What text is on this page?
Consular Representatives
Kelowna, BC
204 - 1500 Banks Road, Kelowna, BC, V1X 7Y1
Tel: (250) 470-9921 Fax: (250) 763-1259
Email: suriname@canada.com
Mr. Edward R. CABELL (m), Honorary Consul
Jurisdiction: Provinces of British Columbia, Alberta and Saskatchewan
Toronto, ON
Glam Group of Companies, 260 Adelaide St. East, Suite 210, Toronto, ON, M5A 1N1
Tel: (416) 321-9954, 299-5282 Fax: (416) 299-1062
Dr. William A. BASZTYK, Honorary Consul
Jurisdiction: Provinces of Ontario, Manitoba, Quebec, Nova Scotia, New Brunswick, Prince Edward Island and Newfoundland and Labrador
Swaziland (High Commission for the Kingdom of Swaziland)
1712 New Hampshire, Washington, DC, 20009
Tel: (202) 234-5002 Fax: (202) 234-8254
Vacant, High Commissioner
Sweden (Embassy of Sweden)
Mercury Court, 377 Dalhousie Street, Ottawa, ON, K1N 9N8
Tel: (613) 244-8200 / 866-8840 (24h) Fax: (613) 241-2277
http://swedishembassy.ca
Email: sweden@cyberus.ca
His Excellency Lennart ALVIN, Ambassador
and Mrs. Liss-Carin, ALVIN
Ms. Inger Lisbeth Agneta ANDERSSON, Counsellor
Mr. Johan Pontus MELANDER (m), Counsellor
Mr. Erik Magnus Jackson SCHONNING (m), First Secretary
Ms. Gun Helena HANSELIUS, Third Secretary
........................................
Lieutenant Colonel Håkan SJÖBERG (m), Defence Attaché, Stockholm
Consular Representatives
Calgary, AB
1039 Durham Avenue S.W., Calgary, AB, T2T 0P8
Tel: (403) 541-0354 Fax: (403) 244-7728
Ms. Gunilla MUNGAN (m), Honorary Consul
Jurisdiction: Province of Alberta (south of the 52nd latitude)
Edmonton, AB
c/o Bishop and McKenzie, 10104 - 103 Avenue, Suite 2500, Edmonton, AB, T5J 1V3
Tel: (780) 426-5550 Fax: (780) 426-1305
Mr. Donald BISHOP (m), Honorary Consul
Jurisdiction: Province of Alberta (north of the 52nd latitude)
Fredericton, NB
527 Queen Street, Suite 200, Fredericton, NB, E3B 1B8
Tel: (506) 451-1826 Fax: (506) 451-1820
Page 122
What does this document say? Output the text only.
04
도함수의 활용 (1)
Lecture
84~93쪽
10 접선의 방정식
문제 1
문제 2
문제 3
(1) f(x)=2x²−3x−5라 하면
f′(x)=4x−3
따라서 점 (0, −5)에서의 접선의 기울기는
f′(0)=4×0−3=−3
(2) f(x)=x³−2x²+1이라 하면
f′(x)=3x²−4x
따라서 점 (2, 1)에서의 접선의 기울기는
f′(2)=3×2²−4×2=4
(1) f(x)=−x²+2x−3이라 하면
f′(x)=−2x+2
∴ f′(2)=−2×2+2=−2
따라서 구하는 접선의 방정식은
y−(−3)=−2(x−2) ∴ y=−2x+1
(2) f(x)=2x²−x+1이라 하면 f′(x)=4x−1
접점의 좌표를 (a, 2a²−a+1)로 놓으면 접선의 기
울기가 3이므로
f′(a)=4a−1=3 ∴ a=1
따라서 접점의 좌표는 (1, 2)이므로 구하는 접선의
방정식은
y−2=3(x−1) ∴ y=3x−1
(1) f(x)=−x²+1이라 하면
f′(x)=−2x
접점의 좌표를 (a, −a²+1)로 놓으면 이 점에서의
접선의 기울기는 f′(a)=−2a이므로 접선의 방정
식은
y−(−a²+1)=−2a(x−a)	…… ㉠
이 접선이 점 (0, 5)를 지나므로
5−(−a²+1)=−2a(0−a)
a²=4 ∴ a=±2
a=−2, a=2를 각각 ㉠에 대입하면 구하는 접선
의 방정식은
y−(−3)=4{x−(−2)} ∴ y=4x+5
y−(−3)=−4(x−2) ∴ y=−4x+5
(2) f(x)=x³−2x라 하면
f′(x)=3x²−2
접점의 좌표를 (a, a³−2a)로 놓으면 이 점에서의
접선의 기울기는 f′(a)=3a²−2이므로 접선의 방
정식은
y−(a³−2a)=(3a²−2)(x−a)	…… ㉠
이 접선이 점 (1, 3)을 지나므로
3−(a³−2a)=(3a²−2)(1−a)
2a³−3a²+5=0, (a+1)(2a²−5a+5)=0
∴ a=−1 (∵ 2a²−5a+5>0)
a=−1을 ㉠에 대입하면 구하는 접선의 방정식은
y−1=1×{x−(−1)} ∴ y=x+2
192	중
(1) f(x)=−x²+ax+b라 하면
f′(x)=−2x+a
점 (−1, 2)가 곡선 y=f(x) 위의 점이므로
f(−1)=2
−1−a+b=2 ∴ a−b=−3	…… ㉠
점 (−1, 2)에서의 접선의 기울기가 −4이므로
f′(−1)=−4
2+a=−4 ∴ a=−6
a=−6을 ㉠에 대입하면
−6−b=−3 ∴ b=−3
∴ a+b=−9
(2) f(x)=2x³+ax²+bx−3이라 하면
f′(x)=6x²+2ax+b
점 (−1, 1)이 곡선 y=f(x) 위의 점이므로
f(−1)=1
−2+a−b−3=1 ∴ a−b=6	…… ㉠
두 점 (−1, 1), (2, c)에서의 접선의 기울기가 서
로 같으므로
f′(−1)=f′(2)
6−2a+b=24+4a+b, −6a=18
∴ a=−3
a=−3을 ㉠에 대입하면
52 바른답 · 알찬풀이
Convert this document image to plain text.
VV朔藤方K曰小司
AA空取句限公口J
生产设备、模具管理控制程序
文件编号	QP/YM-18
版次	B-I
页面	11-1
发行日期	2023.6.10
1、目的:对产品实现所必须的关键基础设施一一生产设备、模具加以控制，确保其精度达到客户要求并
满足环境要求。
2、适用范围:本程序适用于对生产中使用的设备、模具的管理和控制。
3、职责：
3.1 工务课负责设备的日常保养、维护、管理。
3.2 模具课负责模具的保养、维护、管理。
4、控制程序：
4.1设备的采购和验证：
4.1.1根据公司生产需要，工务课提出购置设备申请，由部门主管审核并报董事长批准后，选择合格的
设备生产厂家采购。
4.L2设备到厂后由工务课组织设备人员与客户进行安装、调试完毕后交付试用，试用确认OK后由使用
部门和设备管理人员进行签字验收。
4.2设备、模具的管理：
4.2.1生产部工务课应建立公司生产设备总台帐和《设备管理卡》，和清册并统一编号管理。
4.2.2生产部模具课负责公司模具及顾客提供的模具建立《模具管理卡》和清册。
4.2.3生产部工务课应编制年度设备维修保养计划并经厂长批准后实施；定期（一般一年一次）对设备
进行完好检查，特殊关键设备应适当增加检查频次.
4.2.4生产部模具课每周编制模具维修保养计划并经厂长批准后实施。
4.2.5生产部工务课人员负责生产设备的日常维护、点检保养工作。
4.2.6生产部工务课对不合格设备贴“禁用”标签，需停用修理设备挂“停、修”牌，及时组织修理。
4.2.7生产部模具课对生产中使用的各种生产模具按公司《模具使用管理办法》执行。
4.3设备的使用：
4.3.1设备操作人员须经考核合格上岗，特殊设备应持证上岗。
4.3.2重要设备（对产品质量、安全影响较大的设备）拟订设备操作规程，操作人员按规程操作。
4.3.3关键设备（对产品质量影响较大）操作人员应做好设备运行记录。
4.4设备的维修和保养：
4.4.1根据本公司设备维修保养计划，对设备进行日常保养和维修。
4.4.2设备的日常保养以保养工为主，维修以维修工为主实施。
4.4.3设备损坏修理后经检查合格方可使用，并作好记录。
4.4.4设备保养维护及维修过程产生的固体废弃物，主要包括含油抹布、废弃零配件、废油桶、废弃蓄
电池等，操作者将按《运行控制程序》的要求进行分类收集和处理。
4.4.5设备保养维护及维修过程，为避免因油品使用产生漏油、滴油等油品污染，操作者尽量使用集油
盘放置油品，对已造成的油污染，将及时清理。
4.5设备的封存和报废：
:::
Reproduce, word for word, only the lines from the one that contains "Convert this document image to plain text." through the final line.

Convert this document image to plain text.
VV朔藤方K曰小司
AA空取句限公口J
生产设备、模具管理控制程序
文件编号	QP/YM-18
版次	B-I
页面	11-1
发行日期	2023.6.10
1、目的:对产品实现所必须的关键基础设施一一生产设备、模具加以控制，确保其精度达到客户要求并
满足环境要求。
2、适用范围:本程序适用于对生产中使用的设备、模具的管理和控制。
3、职责：
3.1 工务课负责设备的日常保养、维护、管理。
3.2 模具课负责模具的保养、维护、管理。
4、控制程序：
4.1设备的采购和验证：
4.1.1根据公司生产需要，工务课提出购置设备申请，由部门主管审核并报董事长批准后，选择合格的
设备生产厂家采购。
4.L2设备到厂后由工务课组织设备人员与客户进行安装、调试完毕后交付试用，试用确认OK后由使用
部门和设备管理人员进行签字验收。
4.2设备、模具的管理：
4.2.1生产部工务课应建立公司生产设备总台帐和《设备管理卡》，和清册并统一编号管理。
4.2.2生产部模具课负责公司模具及顾客提供的模具建立《模具管理卡》和清册。
4.2.3生产部工务课应编制年度设备维修保养计划并经厂长批准后实施；定期（一般一年一次）对设备
进行完好检查，特殊关键设备应适当增加检查频次.
4.2.4生产部模具课每周编制模具维修保养计划并经厂长批准后实施。
4.2.5生产部工务课人员负责生产设备的日常维护、点检保养工作。
4.2.6生产部工务课对不合格设备贴“禁用”标签，需停用修理设备挂“停、修”牌，及时组织修理。
4.2.7生产部模具课对生产中使用的各种生产模具按公司《模具使用管理办法》执行。
4.3设备的使用：
4.3.1设备操作人员须经考核合格上岗，特殊设备应持证上岗。
4.3.2重要设备（对产品质量、安全影响较大的设备）拟订设备操作规程，操作人员按规程操作。
4.3.3关键设备（对产品质量影响较大）操作人员应做好设备运行记录。
4.4设备的维修和保养：
4.4.1根据本公司设备维修保养计划，对设备进行日常保养和维修。
4.4.2设备的日常保养以保养工为主，维修以维修工为主实施。
4.4.3设备损坏修理后经检查合格方可使用，并作好记录。
4.4.4设备保养维护及维修过程产生的固体废弃物，主要包括含油抹布、废弃零配件、废油桶、废弃蓄
电池等，操作者将按《运行控制程序》的要求进行分类收集和处理。
4.4.5设备保养维护及维修过程，为避免因油品使用产生漏油、滴油等油品污染，操作者尽量使用集油
盘放置油品，对已造成的油污染，将及时清理。
4.5设备的封存和报废：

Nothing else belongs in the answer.